• **SHORT EXERCISE**
Reproduce the material below word for word, beginning with the line that contains "layers-button[interactable] <box>1204 47" and ending with the line that contains "svg-text:25: 25 <box>206 543 218 554</box>", both included.

• **RECORDS TO USE**
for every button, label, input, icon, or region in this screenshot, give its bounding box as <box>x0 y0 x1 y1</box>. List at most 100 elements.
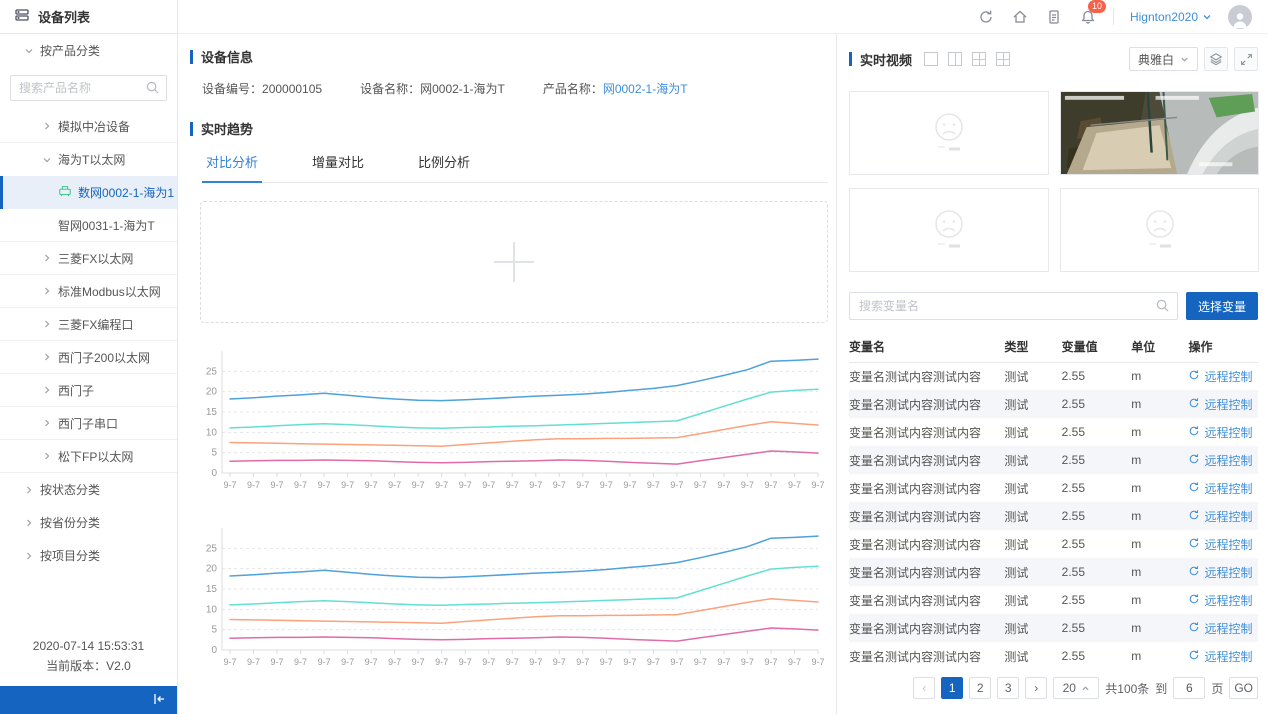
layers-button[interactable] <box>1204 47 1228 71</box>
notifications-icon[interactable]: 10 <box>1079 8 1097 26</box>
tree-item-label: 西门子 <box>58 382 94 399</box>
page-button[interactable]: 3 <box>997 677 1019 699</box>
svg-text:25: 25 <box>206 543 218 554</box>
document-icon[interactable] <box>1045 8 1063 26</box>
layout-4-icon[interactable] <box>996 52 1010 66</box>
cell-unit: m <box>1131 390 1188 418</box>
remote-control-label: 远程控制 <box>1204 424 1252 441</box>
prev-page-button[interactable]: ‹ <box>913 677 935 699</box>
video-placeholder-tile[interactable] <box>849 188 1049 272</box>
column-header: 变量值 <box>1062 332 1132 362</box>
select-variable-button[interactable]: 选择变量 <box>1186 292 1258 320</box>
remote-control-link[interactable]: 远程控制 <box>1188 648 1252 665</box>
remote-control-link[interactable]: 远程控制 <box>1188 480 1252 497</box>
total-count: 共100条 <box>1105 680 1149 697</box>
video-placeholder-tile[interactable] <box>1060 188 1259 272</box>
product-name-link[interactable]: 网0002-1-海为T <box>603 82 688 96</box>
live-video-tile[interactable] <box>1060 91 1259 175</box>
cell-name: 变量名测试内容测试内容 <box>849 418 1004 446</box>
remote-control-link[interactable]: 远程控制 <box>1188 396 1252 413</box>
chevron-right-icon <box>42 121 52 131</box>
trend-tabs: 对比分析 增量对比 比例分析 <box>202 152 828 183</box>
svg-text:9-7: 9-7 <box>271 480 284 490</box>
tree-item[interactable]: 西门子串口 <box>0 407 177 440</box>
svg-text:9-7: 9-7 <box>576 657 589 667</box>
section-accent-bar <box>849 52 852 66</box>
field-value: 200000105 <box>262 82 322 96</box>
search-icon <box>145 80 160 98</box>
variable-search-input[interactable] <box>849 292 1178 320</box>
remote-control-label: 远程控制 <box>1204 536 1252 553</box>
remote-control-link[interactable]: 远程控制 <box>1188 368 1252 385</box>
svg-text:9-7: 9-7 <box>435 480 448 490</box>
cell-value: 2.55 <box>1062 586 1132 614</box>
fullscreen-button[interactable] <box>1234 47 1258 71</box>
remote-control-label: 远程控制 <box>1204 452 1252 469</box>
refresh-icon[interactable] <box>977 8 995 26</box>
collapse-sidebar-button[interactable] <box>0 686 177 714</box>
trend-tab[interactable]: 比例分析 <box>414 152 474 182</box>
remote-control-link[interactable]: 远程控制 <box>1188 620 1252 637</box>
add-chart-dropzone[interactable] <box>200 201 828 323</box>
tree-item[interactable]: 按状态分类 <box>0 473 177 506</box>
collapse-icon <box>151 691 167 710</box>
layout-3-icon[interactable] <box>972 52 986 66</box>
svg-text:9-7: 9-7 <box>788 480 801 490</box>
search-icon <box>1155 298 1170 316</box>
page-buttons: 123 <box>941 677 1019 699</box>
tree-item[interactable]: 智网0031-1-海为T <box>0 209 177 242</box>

• **EXERCISE RESPONSE**
layers-button[interactable] <box>1204 47 1228 71</box>
notifications-icon[interactable]: 10 <box>1079 8 1097 26</box>
tree-item-label: 西门子 <box>58 382 94 399</box>
page-button[interactable]: 3 <box>997 677 1019 699</box>
svg-text:25: 25 <box>206 543 218 554</box>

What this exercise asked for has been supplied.